— begin DATA SHOWN —

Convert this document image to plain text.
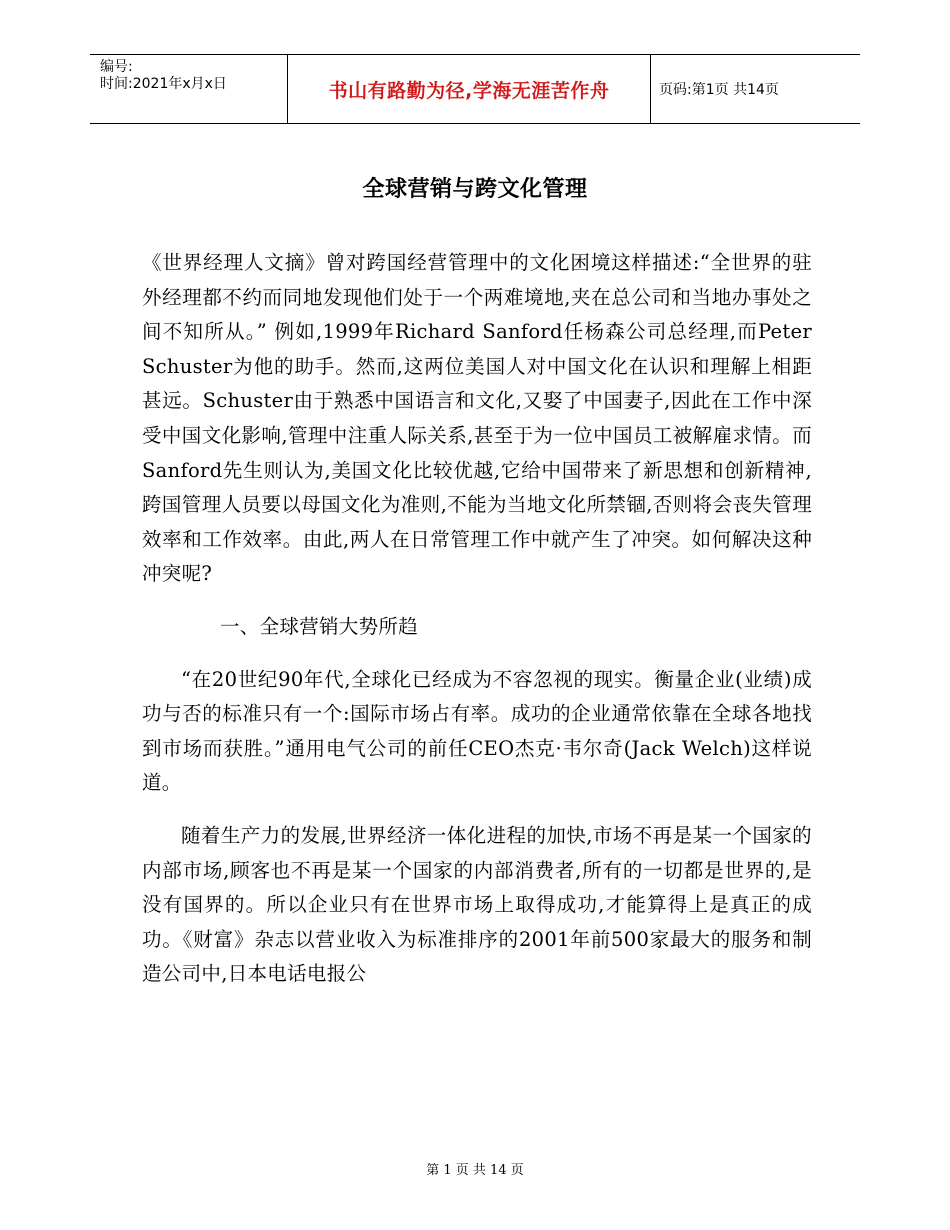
编号:
时间:2021年x月x日	书山有路勤为径,学海无涯苦作舟	页码:第1页 共14页
全球营销与跨文化管理

《世界经理人文摘》曾对跨国经营管理中的文化困境这样描述:“全世界的驻外经理都不约而同地发现他们处于一个两难境地,夹在总公司和当地办事处之间不知所从。” 例如,1999年Richard Sanford任杨森公司总经理,而Peter Schuster为他的助手。然而,这两位美国人对中国文化在认识和理解上相距甚远。Schuster由于熟悉中国语言和文化,又娶了中国妻子,因此在工作中深受中国文化影响,管理中注重人际关系,甚至于为一位中国员工被解雇求情。而Sanford先生则认为,美国文化比较优越,它给中国带来了新思想和创新精神,跨国管理人员要以母国文化为准则,不能为当地文化所禁锢,否则将会丧失管理效率和工作效率。由此,两人在日常管理工作中就产生了冲突。如何解决这种冲突呢?

一、全球营销大势所趋

“在20世纪90年代,全球化已经成为不容忽视的现实。衡量企业(业绩)成功与否的标准只有一个:国际市场占有率。成功的企业通常依靠在全球各地找到市场而获胜。”通用电气公司的前任CEO杰克·韦尔奇(Jack Welch)这样说道。

随着生产力的发展,世界经济一体化进程的加快,市场不再是某一个国家的内部市场,顾客也不再是某一个国家的内部消费者,所有的一切都是世界的,是没有国界的。所以企业只有在世界市场上取得成功,才能算得上是真正的成功。《财富》杂志以营业收入为标准排序的2001年前500家最大的服务和制造公司中,日本电话电报公

第 1 页 共 14 页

— end DATA SHOWN —

# GIVEN INSTRUCTION
Exclude the pictures and repeat every other part of the records word for word.

# EXPECTED OUTPUT
Convert this document image to plain text.
编号:
时间:2021年x月x日	书山有路勤为径,学海无涯苦作舟	页码:第1页 共14页
全球营销与跨文化管理

《世界经理人文摘》曾对跨国经营管理中的文化困境这样描述:“全世界的驻外经理都不约而同地发现他们处于一个两难境地,夹在总公司和当地办事处之间不知所从。” 例如,1999年Richard Sanford任杨森公司总经理,而Peter Schuster为他的助手。然而,这两位美国人对中国文化在认识和理解上相距甚远。Schuster由于熟悉中国语言和文化,又娶了中国妻子,因此在工作中深受中国文化影响,管理中注重人际关系,甚至于为一位中国员工被解雇求情。而Sanford先生则认为,美国文化比较优越,它给中国带来了新思想和创新精神,跨国管理人员要以母国文化为准则,不能为当地文化所禁锢,否则将会丧失管理效率和工作效率。由此,两人在日常管理工作中就产生了冲突。如何解决这种冲突呢?

一、全球营销大势所趋

“在20世纪90年代,全球化已经成为不容忽视的现实。衡量企业(业绩)成功与否的标准只有一个:国际市场占有率。成功的企业通常依靠在全球各地找到市场而获胜。”通用电气公司的前任CEO杰克·韦尔奇(Jack Welch)这样说道。

随着生产力的发展,世界经济一体化进程的加快,市场不再是某一个国家的内部市场,顾客也不再是某一个国家的内部消费者,所有的一切都是世界的,是没有国界的。所以企业只有在世界市场上取得成功,才能算得上是真正的成功。《财富》杂志以营业收入为标准排序的2001年前500家最大的服务和制造公司中,日本电话电报公

第 1 页 共 14 页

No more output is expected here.